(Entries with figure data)

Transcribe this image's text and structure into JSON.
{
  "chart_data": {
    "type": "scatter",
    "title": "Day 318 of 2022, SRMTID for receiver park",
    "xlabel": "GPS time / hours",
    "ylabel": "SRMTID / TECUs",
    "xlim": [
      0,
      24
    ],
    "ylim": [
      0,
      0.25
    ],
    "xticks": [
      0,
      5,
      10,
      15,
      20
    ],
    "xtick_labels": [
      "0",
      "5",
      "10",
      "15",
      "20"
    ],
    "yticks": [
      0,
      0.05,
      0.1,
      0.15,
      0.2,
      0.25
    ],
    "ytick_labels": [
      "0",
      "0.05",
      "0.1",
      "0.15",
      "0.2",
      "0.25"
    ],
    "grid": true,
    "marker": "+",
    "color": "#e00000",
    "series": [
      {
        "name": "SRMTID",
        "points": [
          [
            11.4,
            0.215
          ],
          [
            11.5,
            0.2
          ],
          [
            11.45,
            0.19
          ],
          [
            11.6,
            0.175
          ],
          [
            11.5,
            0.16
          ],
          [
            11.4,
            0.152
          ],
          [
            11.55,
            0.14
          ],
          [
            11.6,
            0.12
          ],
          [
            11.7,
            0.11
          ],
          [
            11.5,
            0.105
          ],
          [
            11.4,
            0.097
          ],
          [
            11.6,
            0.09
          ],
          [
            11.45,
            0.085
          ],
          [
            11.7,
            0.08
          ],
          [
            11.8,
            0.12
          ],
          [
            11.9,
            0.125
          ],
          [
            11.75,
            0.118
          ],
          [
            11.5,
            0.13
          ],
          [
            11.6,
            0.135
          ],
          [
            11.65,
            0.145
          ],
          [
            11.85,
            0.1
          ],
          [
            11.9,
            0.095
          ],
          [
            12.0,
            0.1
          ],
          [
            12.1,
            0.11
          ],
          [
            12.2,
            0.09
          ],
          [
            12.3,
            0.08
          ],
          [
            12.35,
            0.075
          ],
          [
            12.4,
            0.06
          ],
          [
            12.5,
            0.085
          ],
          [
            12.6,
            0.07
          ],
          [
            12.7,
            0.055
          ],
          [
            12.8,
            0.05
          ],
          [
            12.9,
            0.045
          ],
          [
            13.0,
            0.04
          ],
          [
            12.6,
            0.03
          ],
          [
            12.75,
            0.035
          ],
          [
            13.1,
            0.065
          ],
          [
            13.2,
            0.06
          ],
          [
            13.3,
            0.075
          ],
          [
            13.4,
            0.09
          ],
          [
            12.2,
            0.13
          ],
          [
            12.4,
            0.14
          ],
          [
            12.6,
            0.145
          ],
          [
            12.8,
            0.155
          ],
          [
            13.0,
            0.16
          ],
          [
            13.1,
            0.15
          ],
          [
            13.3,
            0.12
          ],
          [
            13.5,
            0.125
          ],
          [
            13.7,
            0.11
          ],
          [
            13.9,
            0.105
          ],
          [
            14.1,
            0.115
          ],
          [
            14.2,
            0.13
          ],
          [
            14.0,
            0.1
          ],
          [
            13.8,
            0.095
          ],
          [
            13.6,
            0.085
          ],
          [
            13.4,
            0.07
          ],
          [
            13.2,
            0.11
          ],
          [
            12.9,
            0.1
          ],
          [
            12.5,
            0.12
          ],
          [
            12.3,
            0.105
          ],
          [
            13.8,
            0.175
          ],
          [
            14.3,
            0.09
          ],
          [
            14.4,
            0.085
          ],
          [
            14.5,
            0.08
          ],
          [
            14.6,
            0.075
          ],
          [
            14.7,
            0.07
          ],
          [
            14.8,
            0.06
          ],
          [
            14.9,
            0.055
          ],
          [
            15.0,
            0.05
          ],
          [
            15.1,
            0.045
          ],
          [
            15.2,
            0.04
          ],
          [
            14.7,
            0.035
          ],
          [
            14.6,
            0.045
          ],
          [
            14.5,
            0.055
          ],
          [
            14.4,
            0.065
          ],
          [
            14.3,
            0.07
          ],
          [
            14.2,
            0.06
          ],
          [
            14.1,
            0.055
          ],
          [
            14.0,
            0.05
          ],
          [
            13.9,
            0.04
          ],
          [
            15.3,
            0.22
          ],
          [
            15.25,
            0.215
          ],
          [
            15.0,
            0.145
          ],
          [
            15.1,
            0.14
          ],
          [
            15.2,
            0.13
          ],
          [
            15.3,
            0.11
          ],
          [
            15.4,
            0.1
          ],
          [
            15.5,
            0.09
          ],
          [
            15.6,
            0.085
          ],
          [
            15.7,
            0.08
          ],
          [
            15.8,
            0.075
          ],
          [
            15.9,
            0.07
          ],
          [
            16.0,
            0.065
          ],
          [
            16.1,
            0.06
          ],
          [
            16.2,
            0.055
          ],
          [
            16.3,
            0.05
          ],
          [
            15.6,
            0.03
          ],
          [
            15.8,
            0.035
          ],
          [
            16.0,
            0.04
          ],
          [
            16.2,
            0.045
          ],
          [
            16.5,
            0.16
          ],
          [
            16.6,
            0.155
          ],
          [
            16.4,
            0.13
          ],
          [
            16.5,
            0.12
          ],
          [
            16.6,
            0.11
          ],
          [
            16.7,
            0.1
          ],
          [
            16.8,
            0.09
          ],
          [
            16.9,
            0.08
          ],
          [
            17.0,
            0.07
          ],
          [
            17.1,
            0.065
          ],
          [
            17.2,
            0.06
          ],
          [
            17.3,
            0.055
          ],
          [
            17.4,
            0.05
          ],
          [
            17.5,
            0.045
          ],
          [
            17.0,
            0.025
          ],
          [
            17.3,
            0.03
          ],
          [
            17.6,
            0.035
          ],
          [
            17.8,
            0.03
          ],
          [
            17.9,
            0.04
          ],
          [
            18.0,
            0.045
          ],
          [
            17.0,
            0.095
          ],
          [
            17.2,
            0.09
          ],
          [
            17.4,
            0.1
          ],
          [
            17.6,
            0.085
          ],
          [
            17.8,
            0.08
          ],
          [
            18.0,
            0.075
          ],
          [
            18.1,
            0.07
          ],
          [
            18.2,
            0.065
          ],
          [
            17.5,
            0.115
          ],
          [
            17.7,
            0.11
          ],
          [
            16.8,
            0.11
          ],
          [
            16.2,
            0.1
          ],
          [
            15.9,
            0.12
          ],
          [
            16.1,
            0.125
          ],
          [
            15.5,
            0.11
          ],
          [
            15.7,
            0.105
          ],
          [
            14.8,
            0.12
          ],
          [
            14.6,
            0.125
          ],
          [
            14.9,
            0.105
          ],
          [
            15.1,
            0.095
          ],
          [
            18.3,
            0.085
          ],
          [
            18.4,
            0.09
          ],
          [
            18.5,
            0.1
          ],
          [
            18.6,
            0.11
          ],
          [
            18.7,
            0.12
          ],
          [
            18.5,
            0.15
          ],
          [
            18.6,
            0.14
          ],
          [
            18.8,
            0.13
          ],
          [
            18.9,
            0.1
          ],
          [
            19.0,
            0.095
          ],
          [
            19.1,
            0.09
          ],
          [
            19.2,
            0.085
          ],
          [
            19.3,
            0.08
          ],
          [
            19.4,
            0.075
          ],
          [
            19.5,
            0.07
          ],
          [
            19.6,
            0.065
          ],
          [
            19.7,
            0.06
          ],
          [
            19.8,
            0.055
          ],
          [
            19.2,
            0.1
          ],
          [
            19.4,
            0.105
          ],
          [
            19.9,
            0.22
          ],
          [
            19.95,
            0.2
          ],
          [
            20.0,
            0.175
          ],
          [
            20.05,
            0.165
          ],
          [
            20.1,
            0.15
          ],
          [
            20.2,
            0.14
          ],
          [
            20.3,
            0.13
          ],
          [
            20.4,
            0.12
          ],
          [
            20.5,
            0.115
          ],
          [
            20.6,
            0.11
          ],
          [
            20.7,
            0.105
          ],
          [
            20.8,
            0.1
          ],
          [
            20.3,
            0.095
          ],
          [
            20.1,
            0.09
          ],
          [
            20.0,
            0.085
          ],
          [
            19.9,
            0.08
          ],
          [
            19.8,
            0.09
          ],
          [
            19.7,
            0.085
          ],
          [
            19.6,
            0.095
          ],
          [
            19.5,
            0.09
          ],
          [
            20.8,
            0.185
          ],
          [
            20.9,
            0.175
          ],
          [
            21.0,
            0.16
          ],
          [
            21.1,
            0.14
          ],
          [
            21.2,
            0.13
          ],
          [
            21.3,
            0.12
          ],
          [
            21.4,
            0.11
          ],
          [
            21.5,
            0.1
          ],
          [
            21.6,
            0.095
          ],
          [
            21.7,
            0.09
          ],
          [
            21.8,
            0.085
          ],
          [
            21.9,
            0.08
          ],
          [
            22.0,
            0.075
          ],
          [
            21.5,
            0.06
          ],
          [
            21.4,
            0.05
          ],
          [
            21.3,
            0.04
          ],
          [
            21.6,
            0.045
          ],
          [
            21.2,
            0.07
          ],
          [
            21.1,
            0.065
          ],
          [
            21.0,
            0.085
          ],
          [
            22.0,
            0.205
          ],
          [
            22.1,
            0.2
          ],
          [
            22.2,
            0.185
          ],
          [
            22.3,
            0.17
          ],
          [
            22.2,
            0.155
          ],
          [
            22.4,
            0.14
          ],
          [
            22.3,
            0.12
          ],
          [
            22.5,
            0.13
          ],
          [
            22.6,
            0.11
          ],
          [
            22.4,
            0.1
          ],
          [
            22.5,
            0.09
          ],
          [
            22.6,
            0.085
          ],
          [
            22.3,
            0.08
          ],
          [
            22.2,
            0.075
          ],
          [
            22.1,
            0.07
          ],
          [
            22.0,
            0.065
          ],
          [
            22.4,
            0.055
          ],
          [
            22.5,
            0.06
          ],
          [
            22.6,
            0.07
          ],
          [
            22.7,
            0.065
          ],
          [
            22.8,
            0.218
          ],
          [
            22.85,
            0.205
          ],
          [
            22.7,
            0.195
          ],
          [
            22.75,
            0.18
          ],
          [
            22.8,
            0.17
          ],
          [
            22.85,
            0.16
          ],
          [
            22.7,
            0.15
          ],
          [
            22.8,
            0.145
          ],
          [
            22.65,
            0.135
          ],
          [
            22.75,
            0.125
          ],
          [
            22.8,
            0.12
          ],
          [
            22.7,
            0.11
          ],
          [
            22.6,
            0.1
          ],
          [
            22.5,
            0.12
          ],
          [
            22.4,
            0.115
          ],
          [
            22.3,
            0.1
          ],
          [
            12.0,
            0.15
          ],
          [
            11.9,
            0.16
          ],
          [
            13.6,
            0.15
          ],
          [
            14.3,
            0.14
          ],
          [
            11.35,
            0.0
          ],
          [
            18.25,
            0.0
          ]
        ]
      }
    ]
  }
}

EXERCISE TASK
From the entries above, copy every line where the word "SRMTID" shows up.

EXERCISE ANSWER
    "title": "Day 318 of 2022, SRMTID for receiver park",
    "ylabel": "SRMTID / TECUs",
        "name": "SRMTID",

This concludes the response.